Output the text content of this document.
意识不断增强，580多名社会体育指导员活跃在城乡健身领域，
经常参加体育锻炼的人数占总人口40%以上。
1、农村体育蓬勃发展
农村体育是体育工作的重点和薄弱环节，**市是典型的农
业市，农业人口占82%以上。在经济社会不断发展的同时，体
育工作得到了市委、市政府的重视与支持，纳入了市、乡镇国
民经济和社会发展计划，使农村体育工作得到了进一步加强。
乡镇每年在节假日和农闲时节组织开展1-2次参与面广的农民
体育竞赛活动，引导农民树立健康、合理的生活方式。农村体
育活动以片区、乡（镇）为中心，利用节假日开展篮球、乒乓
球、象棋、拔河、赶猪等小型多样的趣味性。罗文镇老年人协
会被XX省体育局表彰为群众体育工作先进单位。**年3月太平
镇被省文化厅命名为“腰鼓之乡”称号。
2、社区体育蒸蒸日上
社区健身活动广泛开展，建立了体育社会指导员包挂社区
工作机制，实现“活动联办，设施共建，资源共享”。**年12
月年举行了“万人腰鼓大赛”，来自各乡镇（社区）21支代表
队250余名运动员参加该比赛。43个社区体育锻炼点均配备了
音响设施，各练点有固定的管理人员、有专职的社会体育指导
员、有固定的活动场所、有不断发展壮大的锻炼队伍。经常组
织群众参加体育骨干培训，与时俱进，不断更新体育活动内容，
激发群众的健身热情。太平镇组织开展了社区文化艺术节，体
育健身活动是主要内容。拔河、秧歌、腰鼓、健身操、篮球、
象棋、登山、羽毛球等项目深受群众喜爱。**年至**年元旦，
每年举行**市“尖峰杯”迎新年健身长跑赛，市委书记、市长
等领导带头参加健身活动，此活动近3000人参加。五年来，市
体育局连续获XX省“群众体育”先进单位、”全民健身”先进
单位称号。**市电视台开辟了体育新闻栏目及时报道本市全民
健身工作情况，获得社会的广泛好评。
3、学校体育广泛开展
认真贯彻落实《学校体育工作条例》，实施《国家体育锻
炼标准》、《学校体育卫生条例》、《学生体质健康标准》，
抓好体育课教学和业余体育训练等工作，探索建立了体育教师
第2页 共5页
---+---
> **WHAT IS NEEDED**
From the records above, extract every line exactly as it stands.

> **PROBLEM SOLUTION**
Output the text content of this document.
意识不断增强，580多名社会体育指导员活跃在城乡健身领域，
经常参加体育锻炼的人数占总人口40%以上。
1、农村体育蓬勃发展
农村体育是体育工作的重点和薄弱环节，**市是典型的农
业市，农业人口占82%以上。在经济社会不断发展的同时，体
育工作得到了市委、市政府的重视与支持，纳入了市、乡镇国
民经济和社会发展计划，使农村体育工作得到了进一步加强。
乡镇每年在节假日和农闲时节组织开展1-2次参与面广的农民
体育竞赛活动，引导农民树立健康、合理的生活方式。农村体
育活动以片区、乡（镇）为中心，利用节假日开展篮球、乒乓
球、象棋、拔河、赶猪等小型多样的趣味性。罗文镇老年人协
会被XX省体育局表彰为群众体育工作先进单位。**年3月太平
镇被省文化厅命名为“腰鼓之乡”称号。
2、社区体育蒸蒸日上
社区健身活动广泛开展，建立了体育社会指导员包挂社区
工作机制，实现“活动联办，设施共建，资源共享”。**年12
月年举行了“万人腰鼓大赛”，来自各乡镇（社区）21支代表
队250余名运动员参加该比赛。43个社区体育锻炼点均配备了
音响设施，各练点有固定的管理人员、有专职的社会体育指导
员、有固定的活动场所、有不断发展壮大的锻炼队伍。经常组
织群众参加体育骨干培训，与时俱进，不断更新体育活动内容，
激发群众的健身热情。太平镇组织开展了社区文化艺术节，体
育健身活动是主要内容。拔河、秧歌、腰鼓、健身操、篮球、
象棋、登山、羽毛球等项目深受群众喜爱。**年至**年元旦，
每年举行**市“尖峰杯”迎新年健身长跑赛，市委书记、市长
等领导带头参加健身活动，此活动近3000人参加。五年来，市
体育局连续获XX省“群众体育”先进单位、”全民健身”先进
单位称号。**市电视台开辟了体育新闻栏目及时报道本市全民
健身工作情况，获得社会的广泛好评。
3、学校体育广泛开展
认真贯彻落实《学校体育工作条例》，实施《国家体育锻
炼标准》、《学校体育卫生条例》、《学生体质健康标准》，
抓好体育课教学和业余体育训练等工作，探索建立了体育教师
第2页 共5页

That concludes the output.